▸ DATASET EXCERPTS
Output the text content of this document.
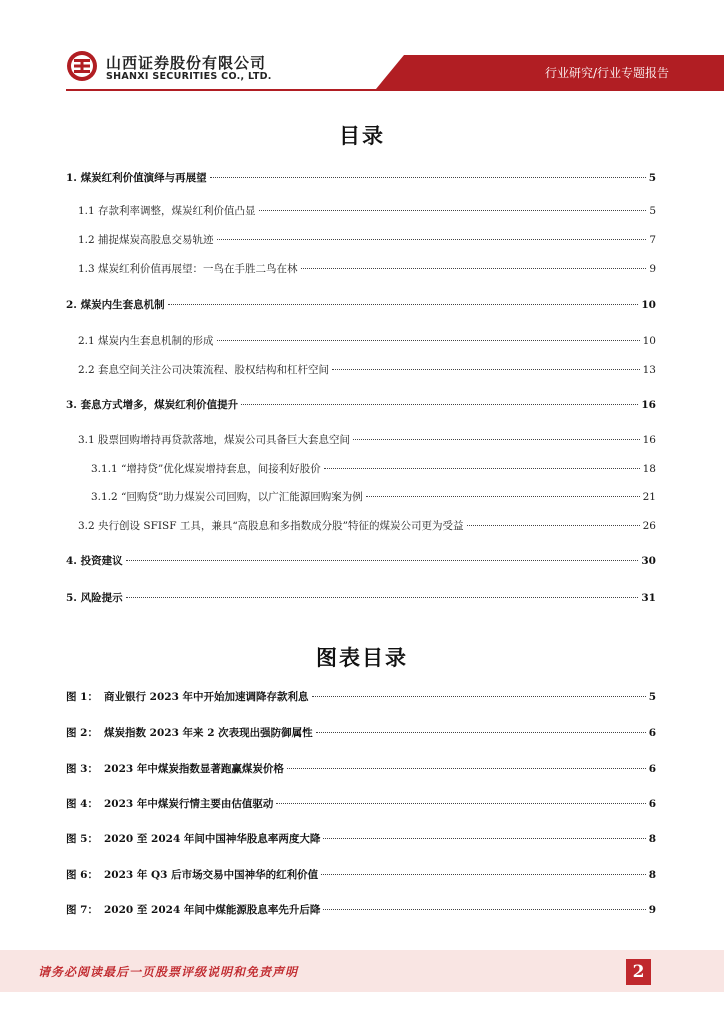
山西证券股份有限公司
SHANXI SECURITIES CO., LTD.	行业研究/行业专题报告
目录
1. 煤炭红利价值演绎与再展望	5
1.1 存款利率调整，煤炭红利价值凸显	5
1.2 捕捉煤炭高股息交易轨迹	7
1.3 煤炭红利价值再展望：一鸟在手胜二鸟在林	9
2. 煤炭内生套息机制	10
2.1 煤炭内生套息机制的形成	10
2.2 套息空间关注公司决策流程、股权结构和杠杆空间	13
3. 套息方式增多，煤炭红利价值提升	16
3.1 股票回购增持再贷款落地，煤炭公司具备巨大套息空间	16
3.1.1 “增持贷”优化煤炭增持套息，间接利好股价	18
3.1.2 “回购贷”助力煤炭公司回购，以广汇能源回购案为例	21
3.2 央行创设 SFISF 工具，兼具“高股息和多指数成分股”特征的煤炭公司更为受益	26
4. 投资建议	30
5. 风险提示	31
图表目录
图 1： 商业银行 2023 年中开始加速调降存款利息	5
图 2： 煤炭指数 2023 年来 2 次表现出强防御属性	6
图 3： 2023 年中煤炭指数显著跑赢煤炭价格	6
图 4： 2023 年中煤炭行情主要由估值驱动	6
图 5： 2020 至 2024 年间中国神华股息率两度大降	8
图 6： 2023 年 Q3 后市场交易中国神华的红利价值	8
图 7： 2020 至 2024 年间中煤能源股息率先升后降	9
请务必阅读最后一页股票评级说明和免责声明	2
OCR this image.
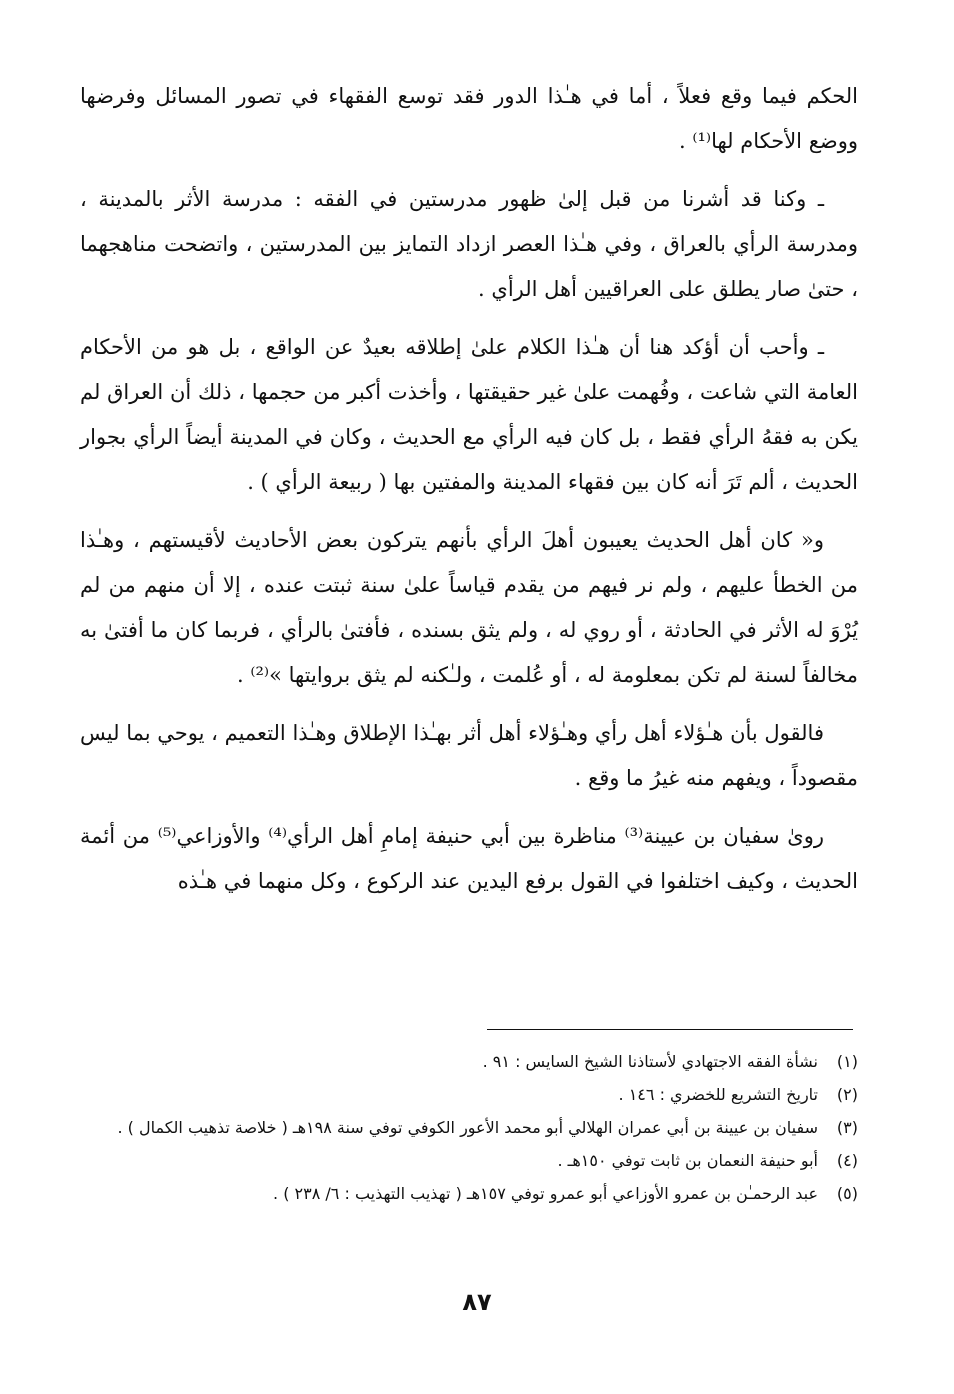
الحكم فيما وقع فعلاً ، أما في هـٰذا الدور فقد توسع الفقهاء في تصور المسائل وفرضها ووضع الأحكام لها⁽¹⁾ .

ـ وكنا قد أشرنا من قبل إلىٰ ظهور مدرستين في الفقه : مدرسة الأثر بالمدينة ، ومدرسة الرأي بالعراق ، وفي هـٰذا العصر ازداد التمايز بين المدرستين ، واتضحت مناهجهما ، حتىٰ صار يطلق على العراقيين أهل الرأي .

ـ وأحب أن أؤكد هنا أن هـٰذا الكلام علىٰ إطلاقه بعيدٌ عن الواقع ، بل هو من الأحكام العامة التي شاعت ، وفُهمت علىٰ غير حقيقتها ، وأخذت أكبر من حجمها ، ذلك أن العراق لم يكن به فقهُ الرأي فقط ، بل كان فيه الرأي مع الحديث ، وكان في المدينة أيضاً الرأي بجوار الحديث ، ألم تَرَ أنه كان بين فقهاء المدينة والمفتين بها ( ربيعة الرأي ) .

و« كان أهل الحديث يعيبون أهلَ الرأي بأنهم يتركون بعض الأحاديث لأقيستهم ، وهـٰذا من الخطأ عليهم ، ولم نر فيهم من يقدم قياساً علىٰ سنة ثبتت عنده ، إلا أن منهم من لم يُرْوَ له الأثر في الحادثة ، أو روي له ، ولم يثق بسنده ، فأفتىٰ بالرأي ، فربما كان ما أفتىٰ به مخالفاً لسنة لم تكن بمعلومة له ، أو عُلمت ، ولـٰكنه لم يثق بروايتها »⁽²⁾ .

فالقول بأن هـٰؤلاء أهل رأي وهـٰؤلاء أهل أثر بهـٰذا الإطلاق وهـٰذا التعميم ، يوحي بما ليس مقصوداً ، ويفهم منه غيرُ ما وقع .

روىٰ سفيان بن عيينة⁽³⁾ مناظرة بين أبي حنيفة إمامِ أهل الرأي⁽⁴⁾ والأوزاعي⁽⁵⁾ من أئمة الحديث ، وكيف اختلفوا في القول برفع اليدين عند الركوع ، وكل منهما في هـٰذه

(١)
نشأة الفقه الاجتهادي لأستاذنا الشيخ السايس : ٩١ .
(٢)
تاريخ التشريع للخضري : ١٤٦ .
(٣)
سفيان بن عيينة بن أبي عمران الهلالي أبو محمد الأعور الكوفي توفي سنة ١٩٨هـ ( خلاصة تذهيب الكمال ) .
(٤)
أبو حنيفة النعمان بن ثابت توفي ١٥٠هـ .
(٥)
عبد الرحمـٰن بن عمرو الأوزاعي أبو عمرو توفي ١٥٧هـ ( تهذيب التهذيب : ٦/ ٢٣٨ ) .
٨٧
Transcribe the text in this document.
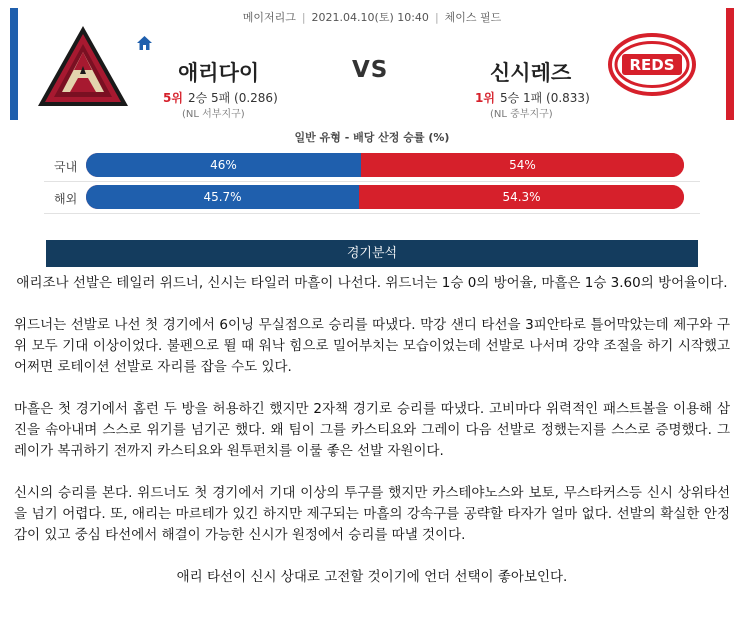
메이저리그 | 2021.04.10(토) 10:40 | 체이스 필드
REDS
애리다이	VS	신시레즈
5위 2승 5패 (0.286)	1위 5승 1패 (0.833)
(NL 서부지구)	(NL 중부지구)
일반 유형 - 배당 산정 승률 (%)
국내	46%	54%
해외	45.7%	54.3%
경기분석

애리조나 선발은 테일러 위드너, 신시는 타일러 마흘이 나선다. 위드너는 1승 0의 방어율, 마흘은 1승 3.60의 방어율이다.

위드너는 선발로 나선 첫 경기에서 6이닝 무실점으로 승리를 따냈다. 막강 샌디 타선을 3피안타로 틀어막았는데 제구와 구위 모두 기대 이상이었다. 불펜으로 뛸 때 워낙 힘으로 밀어부치는 모습이었는데 선발로 나서며 강약 조절을 하기 시작했고 어쩌면 로테이션 선발로 자리를 잡을 수도 있다.

마흘은 첫 경기에서 홈런 두 방을 허용하긴 했지만 2자책 경기로 승리를 따냈다. 고비마다 위력적인 패스트볼을 이용해 삼진을 솎아내며 스스로 위기를 넘기곤 했다. 왜 팀이 그를 카스티요와 그레이 다음 선발로 정했는지를 스스로 증명했다. 그레이가 복귀하기 전까지 카스티요와 원투펀치를 이룰 좋은 선발 자원이다.

신시의 승리를 본다. 위드너도 첫 경기에서 기대 이상의 투구를 했지만 카스테야노스와 보토, 무스타커스등 신시 상위타선을 넘기 어렵다. 또, 애리는 마르테가 있긴 하지만 제구되는 마흘의 강속구를 공략할 타자가 얼마 없다. 선발의 확실한 안정감이 있고 중심 타선에서 해결이 가능한 신시가 원정에서 승리를 따낼 것이다.

애리 타선이 신시 상대로 고전할 것이기에 언더 선택이 좋아보인다.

▸ TASK PROMPT
Check each line of the records above for the string "text", and report every line that has it.

▸ WRITTEN ANSWER
Output the text content of this document.
Transcribe the text in this document.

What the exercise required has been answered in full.